** START OF Information provided **
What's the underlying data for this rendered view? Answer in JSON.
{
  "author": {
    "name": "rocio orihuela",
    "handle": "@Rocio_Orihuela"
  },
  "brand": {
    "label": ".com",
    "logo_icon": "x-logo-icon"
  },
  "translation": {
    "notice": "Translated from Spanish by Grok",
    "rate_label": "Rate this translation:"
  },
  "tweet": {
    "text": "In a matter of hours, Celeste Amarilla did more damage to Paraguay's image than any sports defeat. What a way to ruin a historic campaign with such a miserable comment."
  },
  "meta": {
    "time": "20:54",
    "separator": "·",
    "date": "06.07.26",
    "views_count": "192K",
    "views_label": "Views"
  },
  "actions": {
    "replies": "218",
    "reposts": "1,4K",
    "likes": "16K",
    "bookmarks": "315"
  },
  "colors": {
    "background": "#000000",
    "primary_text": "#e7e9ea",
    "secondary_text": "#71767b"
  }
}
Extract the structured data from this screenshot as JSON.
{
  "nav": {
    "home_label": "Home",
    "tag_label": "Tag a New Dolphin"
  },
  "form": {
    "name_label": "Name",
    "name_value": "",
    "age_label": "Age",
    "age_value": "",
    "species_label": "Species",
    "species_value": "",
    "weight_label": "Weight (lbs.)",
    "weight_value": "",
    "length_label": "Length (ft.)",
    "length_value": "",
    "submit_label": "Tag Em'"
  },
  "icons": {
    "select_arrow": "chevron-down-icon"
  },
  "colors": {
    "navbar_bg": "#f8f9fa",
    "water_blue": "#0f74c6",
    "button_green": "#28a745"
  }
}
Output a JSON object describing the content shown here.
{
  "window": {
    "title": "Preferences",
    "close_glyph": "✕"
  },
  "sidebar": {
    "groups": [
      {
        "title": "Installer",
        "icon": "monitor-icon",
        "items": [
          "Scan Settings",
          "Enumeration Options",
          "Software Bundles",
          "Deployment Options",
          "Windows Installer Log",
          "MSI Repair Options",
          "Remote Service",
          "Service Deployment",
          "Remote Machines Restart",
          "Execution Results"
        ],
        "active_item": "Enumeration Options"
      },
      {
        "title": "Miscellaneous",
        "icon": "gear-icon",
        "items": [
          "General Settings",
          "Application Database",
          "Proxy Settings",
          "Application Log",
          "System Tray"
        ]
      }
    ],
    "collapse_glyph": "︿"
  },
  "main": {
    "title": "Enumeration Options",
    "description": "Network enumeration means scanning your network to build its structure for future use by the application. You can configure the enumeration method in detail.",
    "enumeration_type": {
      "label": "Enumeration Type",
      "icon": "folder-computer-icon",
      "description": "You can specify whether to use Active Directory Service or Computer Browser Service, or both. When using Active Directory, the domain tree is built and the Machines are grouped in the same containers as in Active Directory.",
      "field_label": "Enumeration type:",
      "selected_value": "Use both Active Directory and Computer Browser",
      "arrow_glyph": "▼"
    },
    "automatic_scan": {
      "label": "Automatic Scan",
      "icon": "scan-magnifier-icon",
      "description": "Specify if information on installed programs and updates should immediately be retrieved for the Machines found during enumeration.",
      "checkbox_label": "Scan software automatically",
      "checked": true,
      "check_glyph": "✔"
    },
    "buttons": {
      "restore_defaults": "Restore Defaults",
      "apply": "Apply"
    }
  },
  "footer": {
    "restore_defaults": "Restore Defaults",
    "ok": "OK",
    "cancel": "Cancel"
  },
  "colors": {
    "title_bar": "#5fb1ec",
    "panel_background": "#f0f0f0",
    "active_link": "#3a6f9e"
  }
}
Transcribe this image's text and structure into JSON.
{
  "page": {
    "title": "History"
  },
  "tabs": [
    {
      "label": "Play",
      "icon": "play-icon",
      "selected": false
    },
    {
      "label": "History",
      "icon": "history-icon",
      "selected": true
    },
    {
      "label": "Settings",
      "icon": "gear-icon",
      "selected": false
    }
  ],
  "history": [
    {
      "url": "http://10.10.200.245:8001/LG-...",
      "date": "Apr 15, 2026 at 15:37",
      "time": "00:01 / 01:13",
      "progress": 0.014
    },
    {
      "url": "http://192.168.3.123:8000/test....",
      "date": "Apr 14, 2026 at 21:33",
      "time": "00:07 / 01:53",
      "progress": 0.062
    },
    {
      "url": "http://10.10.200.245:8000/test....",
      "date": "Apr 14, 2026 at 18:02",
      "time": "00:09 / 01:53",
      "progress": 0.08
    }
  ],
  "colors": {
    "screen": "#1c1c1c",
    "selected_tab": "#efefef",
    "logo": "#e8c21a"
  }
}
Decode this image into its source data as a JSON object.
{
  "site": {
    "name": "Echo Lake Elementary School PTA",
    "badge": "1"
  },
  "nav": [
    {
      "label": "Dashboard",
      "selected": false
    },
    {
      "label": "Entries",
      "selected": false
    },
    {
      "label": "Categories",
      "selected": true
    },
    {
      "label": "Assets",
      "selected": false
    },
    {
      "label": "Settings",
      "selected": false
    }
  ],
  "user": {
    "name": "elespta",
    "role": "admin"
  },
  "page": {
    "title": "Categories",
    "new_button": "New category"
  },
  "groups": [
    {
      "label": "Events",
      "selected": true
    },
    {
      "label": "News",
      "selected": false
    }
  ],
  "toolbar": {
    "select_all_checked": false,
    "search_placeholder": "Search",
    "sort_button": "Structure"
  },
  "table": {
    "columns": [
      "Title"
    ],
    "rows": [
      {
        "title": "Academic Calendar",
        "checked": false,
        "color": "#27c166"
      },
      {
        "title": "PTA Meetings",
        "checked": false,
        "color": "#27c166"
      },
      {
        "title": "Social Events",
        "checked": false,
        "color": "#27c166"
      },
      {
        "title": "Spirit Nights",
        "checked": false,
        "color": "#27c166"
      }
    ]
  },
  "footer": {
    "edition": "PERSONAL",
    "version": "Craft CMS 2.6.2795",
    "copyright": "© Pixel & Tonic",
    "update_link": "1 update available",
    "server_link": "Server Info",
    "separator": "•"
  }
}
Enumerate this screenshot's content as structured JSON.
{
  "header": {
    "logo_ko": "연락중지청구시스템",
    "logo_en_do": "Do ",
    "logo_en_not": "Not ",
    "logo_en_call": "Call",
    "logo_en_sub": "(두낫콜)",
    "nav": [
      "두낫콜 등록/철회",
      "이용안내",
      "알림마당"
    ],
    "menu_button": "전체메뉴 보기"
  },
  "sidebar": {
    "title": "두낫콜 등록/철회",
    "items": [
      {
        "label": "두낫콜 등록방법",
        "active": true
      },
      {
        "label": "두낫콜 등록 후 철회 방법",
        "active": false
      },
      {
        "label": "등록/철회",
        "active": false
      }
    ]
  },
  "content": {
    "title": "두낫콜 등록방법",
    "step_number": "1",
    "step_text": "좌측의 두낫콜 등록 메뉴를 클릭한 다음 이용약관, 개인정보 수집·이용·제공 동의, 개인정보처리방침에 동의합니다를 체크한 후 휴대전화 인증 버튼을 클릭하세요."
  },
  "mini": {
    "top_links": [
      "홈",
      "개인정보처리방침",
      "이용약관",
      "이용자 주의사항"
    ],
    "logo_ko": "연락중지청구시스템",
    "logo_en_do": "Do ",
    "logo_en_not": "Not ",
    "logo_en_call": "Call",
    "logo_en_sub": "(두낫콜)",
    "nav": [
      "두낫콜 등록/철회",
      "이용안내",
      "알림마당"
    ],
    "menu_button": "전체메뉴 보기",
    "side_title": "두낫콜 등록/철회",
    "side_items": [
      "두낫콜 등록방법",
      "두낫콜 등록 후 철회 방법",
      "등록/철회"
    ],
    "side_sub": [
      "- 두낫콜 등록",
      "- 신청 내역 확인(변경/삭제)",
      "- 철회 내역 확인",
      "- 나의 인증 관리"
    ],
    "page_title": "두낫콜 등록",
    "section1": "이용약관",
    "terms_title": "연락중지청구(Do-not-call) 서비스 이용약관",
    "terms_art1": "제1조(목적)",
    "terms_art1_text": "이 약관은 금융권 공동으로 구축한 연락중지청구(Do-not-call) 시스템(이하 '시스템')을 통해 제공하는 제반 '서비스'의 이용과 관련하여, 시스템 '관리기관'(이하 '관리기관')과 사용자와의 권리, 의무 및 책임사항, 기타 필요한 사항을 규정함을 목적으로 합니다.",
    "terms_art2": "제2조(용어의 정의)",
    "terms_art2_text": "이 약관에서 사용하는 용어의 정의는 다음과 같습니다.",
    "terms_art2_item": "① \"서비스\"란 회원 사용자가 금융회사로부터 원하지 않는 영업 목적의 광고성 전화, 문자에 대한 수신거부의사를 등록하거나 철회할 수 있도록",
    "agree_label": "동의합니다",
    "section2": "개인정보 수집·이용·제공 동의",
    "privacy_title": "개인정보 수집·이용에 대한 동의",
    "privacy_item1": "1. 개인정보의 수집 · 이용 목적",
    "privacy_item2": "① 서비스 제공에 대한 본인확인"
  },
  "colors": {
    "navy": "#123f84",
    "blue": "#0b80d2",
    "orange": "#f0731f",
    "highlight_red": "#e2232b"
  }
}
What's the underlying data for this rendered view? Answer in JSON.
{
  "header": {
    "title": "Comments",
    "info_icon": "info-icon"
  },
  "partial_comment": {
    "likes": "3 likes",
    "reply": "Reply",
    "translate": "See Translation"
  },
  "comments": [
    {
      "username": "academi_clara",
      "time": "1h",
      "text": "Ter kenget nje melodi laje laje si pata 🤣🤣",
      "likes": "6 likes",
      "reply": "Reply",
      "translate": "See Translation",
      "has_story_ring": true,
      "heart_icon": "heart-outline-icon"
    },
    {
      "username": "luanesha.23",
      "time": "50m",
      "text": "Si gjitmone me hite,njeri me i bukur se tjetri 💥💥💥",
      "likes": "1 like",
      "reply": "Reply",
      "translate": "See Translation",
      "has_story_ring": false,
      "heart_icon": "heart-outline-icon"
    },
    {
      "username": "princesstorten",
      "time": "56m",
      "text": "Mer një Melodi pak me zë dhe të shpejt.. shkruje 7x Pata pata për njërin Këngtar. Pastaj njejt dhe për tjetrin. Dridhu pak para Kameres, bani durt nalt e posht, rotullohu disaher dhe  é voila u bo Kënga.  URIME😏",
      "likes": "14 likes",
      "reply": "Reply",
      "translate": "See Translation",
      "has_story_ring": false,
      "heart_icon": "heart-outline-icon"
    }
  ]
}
** END OF Information provided **
Written exercise = Out of the preceding entries, pull every line containing the string "from".

Reply =
    "notice": "Translated from Spanish by Grok",
Extract the structured data from this screenshot as JSON.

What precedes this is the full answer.